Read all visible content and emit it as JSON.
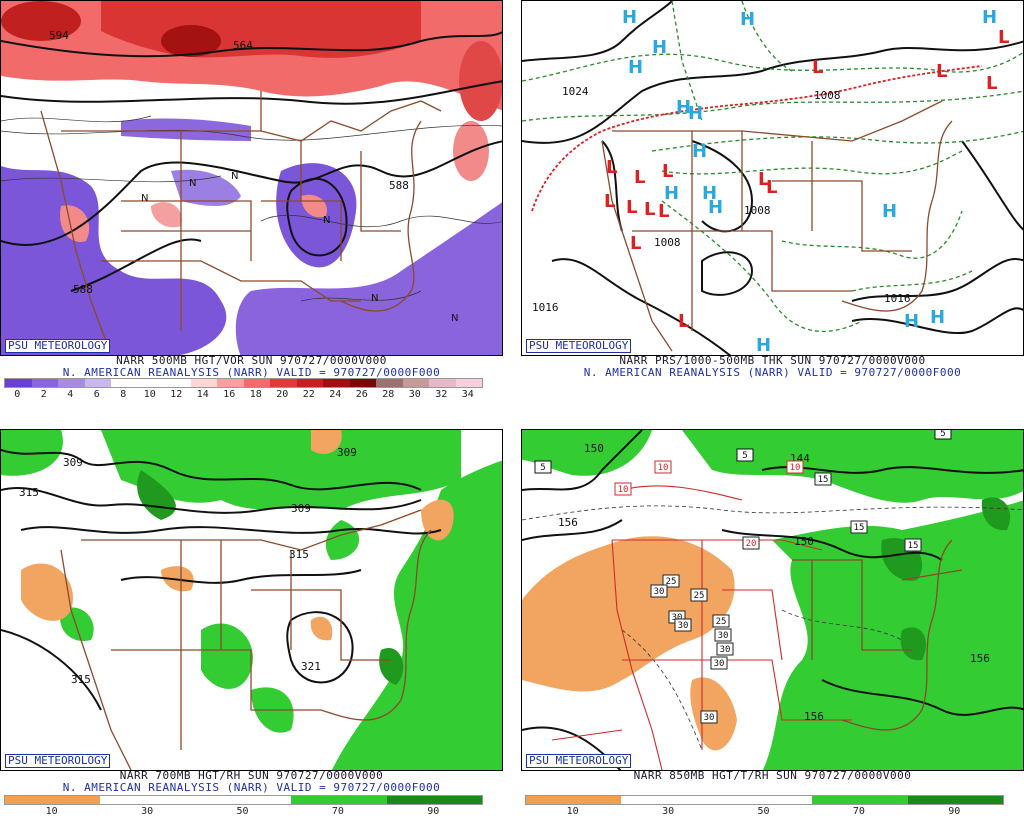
{
  "branding": "PSU METEOROLOGY",
  "panels": [
    {
      "id": "vor500",
      "title": "NARR 500MB HGT/VOR SUN 970727/0000V000",
      "subtitle": "N. AMERICAN REANALYSIS (NARR) VALID = 970727/0000F000",
      "contour_labels": [
        "588",
        "588",
        "594",
        "576",
        "564",
        "588"
      ],
      "vort_marks": [
        "N",
        "N",
        "N",
        "N",
        "N",
        "N",
        "X",
        "X"
      ],
      "colorbar": {
        "ticks": [
          "0",
          "2",
          "4",
          "6",
          "8",
          "10",
          "12",
          "14",
          "16",
          "18",
          "20",
          "22",
          "24",
          "26",
          "28",
          "30",
          "32",
          "34"
        ],
        "colors": [
          "#6a3fd1",
          "#8a64dd",
          "#a98be6",
          "#c9b8f0",
          "#ffffff",
          "#ffffff",
          "#ffffff",
          "#ffd6d6",
          "#ff9e9e",
          "#f56a6a",
          "#e23a3a",
          "#c81e1e",
          "#a30f0f",
          "#7d0606",
          "#a07070",
          "#c79a9a",
          "#e8b8c8",
          "#f7d0e0"
        ]
      }
    },
    {
      "id": "prs",
      "title": "NARR PRS/1000-500MB THK SUN 970727/0000V000",
      "subtitle": "N. AMERICAN REANALYSIS (NARR) VALID = 970727/0000F000",
      "isobar_labels": [
        "1024",
        "1008",
        "1008",
        "1008",
        "1016",
        "1016",
        "1016",
        "1008",
        "1016"
      ],
      "H_color": "#2aa8e0",
      "L_color": "#e02020"
    },
    {
      "id": "rh700",
      "title": "NARR 700MB HGT/RH SUN 970727/0000V000",
      "subtitle": "N. AMERICAN REANALYSIS (NARR) VALID = 970727/0000F000",
      "contour_labels": [
        "309",
        "309",
        "309",
        "315",
        "315",
        "315",
        "321"
      ],
      "colorbar": {
        "ticks": [
          "10",
          "30",
          "50",
          "70",
          "90"
        ],
        "colors": [
          "#f0a050",
          "#ffffff",
          "#ffffff",
          "#33cc33",
          "#1a8a1a"
        ]
      }
    },
    {
      "id": "rh850",
      "title": "NARR 850MB HGT/T/RH SUN 970727/0000V000",
      "contour_labels": [
        "150",
        "156",
        "144",
        "150",
        "156",
        "156"
      ],
      "temp_boxes": [
        "5",
        "5",
        "5",
        "10",
        "10",
        "10",
        "15",
        "15",
        "15",
        "20",
        "25",
        "25",
        "25",
        "30",
        "30",
        "30",
        "30",
        "30",
        "30",
        "30"
      ],
      "colorbar": {
        "ticks": [
          "10",
          "30",
          "50",
          "70",
          "90"
        ],
        "colors": [
          "#f0a050",
          "#ffffff",
          "#ffffff",
          "#33cc33",
          "#1a8a1a"
        ]
      }
    }
  ]
}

···

- _Task to complete_
Every record above should be written out again exactly; the pictures stay out of the copy.

- _Solution to this exercise_
Read all visible content and emit it as JSON.
{
  "branding": "PSU METEOROLOGY",
  "panels": [
    {
      "id": "vor500",
      "title": "NARR 500MB HGT/VOR SUN 970727/0000V000",
      "subtitle": "N. AMERICAN REANALYSIS (NARR) VALID = 970727/0000F000",
      "contour_labels": [
        "588",
        "588",
        "594",
        "576",
        "564",
        "588"
      ],
      "vort_marks": [
        "N",
        "N",
        "N",
        "N",
        "N",
        "N",
        "X",
        "X"
      ],
      "colorbar": {
        "ticks": [
          "0",
          "2",
          "4",
          "6",
          "8",
          "10",
          "12",
          "14",
          "16",
          "18",
          "20",
          "22",
          "24",
          "26",
          "28",
          "30",
          "32",
          "34"
        ],
        "colors": [
          "#6a3fd1",
          "#8a64dd",
          "#a98be6",
          "#c9b8f0",
          "#ffffff",
          "#ffffff",
          "#ffffff",
          "#ffd6d6",
          "#ff9e9e",
          "#f56a6a",
          "#e23a3a",
          "#c81e1e",
          "#a30f0f",
          "#7d0606",
          "#a07070",
          "#c79a9a",
          "#e8b8c8",
          "#f7d0e0"
        ]
      }
    },
    {
      "id": "prs",
      "title": "NARR PRS/1000-500MB THK SUN 970727/0000V000",
      "subtitle": "N. AMERICAN REANALYSIS (NARR) VALID = 970727/0000F000",
      "isobar_labels": [
        "1024",
        "1008",
        "1008",
        "1008",
        "1016",
        "1016",
        "1016",
        "1008",
        "1016"
      ],
      "H_color": "#2aa8e0",
      "L_color": "#e02020"
    },
    {
      "id": "rh700",
      "title": "NARR 700MB HGT/RH SUN 970727/0000V000",
      "subtitle": "N. AMERICAN REANALYSIS (NARR) VALID = 970727/0000F000",
      "contour_labels": [
        "309",
        "309",
        "309",
        "315",
        "315",
        "315",
        "321"
      ],
      "colorbar": {
        "ticks": [
          "10",
          "30",
          "50",
          "70",
          "90"
        ],
        "colors": [
          "#f0a050",
          "#ffffff",
          "#ffffff",
          "#33cc33",
          "#1a8a1a"
        ]
      }
    },
    {
      "id": "rh850",
      "title": "NARR 850MB HGT/T/RH SUN 970727/0000V000",
      "contour_labels": [
        "150",
        "156",
        "144",
        "150",
        "156",
        "156"
      ],
      "temp_boxes": [
        "5",
        "5",
        "5",
        "10",
        "10",
        "10",
        "15",
        "15",
        "15",
        "20",
        "25",
        "25",
        "25",
        "30",
        "30",
        "30",
        "30",
        "30",
        "30",
        "30"
      ],
      "colorbar": {
        "ticks": [
          "10",
          "30",
          "50",
          "70",
          "90"
        ],
        "colors": [
          "#f0a050",
          "#ffffff",
          "#ffffff",
          "#33cc33",
          "#1a8a1a"
        ]
      }
    }
  ]
}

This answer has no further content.